■ GIVEN TASK
Repeat verbatim every line of the material, beginning at the line that holds "Parse this screenshot: output" and ending at its last line.

■ Dataset rows about figures
▬▬▬▬▬▬▬▬▬▬

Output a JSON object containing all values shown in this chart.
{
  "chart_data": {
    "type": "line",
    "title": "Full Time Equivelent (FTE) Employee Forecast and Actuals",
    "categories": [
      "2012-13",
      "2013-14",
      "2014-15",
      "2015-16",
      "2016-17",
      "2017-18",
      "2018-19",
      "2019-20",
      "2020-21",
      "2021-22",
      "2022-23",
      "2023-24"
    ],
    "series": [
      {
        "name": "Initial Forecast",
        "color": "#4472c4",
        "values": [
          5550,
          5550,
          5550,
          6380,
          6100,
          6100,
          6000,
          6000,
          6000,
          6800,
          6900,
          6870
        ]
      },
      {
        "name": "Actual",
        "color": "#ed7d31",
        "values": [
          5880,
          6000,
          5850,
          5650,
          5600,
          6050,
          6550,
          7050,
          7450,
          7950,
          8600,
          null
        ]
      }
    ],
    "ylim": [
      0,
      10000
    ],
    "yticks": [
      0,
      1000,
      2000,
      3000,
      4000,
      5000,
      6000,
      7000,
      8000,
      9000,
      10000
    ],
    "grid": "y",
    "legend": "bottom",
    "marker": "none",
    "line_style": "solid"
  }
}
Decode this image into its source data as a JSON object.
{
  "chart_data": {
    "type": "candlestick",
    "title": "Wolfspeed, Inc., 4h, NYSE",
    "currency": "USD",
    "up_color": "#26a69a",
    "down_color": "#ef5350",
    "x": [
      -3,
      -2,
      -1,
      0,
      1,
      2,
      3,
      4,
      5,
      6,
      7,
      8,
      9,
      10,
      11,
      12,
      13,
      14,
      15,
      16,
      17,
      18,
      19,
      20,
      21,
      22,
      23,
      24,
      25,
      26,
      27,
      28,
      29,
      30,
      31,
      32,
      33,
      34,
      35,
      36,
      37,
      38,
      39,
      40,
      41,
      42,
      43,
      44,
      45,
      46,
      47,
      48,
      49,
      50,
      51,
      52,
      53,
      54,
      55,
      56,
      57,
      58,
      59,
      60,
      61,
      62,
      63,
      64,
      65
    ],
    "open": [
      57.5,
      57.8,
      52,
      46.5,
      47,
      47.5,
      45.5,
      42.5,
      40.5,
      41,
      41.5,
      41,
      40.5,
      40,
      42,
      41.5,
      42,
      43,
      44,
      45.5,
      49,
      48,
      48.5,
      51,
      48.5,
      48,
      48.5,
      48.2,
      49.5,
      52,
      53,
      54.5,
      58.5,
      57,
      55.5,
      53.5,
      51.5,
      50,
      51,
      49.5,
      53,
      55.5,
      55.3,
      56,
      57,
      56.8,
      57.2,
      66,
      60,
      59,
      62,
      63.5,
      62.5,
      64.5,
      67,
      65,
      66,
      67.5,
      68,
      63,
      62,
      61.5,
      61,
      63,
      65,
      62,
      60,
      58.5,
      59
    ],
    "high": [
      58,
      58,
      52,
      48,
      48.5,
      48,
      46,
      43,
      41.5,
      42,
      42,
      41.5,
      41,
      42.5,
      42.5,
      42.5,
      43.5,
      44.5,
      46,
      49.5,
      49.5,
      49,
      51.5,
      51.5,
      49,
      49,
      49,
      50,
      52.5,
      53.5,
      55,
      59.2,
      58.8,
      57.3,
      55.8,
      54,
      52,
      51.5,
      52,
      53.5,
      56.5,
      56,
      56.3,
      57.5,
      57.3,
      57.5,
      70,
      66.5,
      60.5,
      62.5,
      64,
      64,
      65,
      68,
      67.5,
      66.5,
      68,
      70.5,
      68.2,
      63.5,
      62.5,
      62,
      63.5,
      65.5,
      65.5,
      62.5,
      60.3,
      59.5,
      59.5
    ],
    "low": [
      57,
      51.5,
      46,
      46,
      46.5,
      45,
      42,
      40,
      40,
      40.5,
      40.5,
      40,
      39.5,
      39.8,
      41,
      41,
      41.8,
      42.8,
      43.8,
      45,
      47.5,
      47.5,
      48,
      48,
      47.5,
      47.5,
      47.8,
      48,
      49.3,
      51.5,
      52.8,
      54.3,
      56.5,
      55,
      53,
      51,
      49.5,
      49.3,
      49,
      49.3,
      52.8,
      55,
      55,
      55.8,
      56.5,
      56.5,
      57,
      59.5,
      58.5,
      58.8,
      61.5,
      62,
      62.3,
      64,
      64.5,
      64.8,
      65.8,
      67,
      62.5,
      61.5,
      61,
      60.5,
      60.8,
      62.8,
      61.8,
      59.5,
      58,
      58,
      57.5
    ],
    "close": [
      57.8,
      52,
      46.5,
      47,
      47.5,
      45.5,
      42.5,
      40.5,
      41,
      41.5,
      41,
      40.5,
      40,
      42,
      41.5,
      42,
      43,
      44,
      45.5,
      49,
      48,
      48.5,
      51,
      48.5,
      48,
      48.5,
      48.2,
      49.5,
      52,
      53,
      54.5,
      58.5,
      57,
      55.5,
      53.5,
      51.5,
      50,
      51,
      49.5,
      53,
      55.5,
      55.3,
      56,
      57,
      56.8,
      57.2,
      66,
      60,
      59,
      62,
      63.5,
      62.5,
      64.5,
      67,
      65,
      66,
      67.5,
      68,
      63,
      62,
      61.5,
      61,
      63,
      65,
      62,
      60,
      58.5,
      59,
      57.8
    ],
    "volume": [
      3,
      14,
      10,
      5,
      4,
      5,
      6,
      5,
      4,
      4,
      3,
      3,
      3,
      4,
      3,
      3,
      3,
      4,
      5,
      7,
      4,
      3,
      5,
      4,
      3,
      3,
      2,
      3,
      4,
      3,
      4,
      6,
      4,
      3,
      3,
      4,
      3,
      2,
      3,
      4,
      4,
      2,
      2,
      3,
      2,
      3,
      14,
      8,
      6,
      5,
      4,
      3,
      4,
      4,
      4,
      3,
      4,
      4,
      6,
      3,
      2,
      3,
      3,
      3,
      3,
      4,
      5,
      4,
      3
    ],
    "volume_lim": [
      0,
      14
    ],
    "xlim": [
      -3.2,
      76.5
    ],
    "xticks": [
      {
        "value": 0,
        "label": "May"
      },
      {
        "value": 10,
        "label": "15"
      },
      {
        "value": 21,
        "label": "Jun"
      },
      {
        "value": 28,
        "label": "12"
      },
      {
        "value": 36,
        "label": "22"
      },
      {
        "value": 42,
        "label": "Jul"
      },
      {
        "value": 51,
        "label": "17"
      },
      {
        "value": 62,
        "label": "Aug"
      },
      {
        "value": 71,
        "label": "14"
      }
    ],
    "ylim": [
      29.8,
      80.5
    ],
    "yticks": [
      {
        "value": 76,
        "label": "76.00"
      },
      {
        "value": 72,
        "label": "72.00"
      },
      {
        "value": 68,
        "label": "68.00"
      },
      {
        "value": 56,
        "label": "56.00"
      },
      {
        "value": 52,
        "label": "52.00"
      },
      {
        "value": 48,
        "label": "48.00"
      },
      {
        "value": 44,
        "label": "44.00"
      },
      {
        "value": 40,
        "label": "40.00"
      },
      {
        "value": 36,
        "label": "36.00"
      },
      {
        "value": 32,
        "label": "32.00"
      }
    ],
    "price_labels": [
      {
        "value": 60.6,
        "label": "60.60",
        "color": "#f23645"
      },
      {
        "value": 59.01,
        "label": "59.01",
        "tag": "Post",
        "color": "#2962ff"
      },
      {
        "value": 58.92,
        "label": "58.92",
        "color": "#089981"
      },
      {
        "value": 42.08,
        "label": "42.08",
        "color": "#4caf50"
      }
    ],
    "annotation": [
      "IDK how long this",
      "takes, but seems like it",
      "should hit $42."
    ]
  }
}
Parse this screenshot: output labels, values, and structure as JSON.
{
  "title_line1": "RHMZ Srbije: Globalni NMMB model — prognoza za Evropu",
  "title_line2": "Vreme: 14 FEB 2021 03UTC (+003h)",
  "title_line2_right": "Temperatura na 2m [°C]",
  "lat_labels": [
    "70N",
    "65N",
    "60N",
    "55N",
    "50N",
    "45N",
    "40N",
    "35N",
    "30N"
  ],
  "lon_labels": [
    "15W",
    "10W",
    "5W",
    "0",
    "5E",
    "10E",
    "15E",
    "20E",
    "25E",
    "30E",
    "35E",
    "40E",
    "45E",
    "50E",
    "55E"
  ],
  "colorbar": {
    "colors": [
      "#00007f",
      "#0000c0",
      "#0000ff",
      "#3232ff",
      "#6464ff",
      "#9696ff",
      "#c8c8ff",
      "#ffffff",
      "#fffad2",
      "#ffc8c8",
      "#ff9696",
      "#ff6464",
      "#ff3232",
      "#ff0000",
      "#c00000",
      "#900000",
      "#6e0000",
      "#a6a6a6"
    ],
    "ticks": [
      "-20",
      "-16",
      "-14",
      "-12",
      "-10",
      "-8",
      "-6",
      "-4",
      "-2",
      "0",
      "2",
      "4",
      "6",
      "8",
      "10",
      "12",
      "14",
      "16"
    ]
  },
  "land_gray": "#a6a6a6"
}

▬▬▬▬▬▬▬▬▬▬

■ THE ANSWER
Parse this screenshot: output labels, values, and structure as JSON.
{
  "title_line1": "RHMZ Srbije: Globalni NMMB model — prognoza za Evropu",
  "title_line2": "Vreme: 14 FEB 2021 03UTC (+003h)",
  "title_line2_right": "Temperatura na 2m [°C]",
  "lat_labels": [
    "70N",
    "65N",
    "60N",
    "55N",
    "50N",
    "45N",
    "40N",
    "35N",
    "30N"
  ],
  "lon_labels": [
    "15W",
    "10W",
    "5W",
    "0",
    "5E",
    "10E",
    "15E",
    "20E",
    "25E",
    "30E",
    "35E",
    "40E",
    "45E",
    "50E",
    "55E"
  ],
  "colorbar": {
    "colors": [
      "#00007f",
      "#0000c0",
      "#0000ff",
      "#3232ff",
      "#6464ff",
      "#9696ff",
      "#c8c8ff",
      "#ffffff",
      "#fffad2",
      "#ffc8c8",
      "#ff9696",
      "#ff6464",
      "#ff3232",
      "#ff0000",
      "#c00000",
      "#900000",
      "#6e0000",
      "#a6a6a6"
    ],
    "ticks": [
      "-20",
      "-16",
      "-14",
      "-12",
      "-10",
      "-8",
      "-6",
      "-4",
      "-2",
      "0",
      "2",
      "4",
      "6",
      "8",
      "10",
      "12",
      "14",
      "16"
    ]
  },
  "land_gray": "#a6a6a6"
}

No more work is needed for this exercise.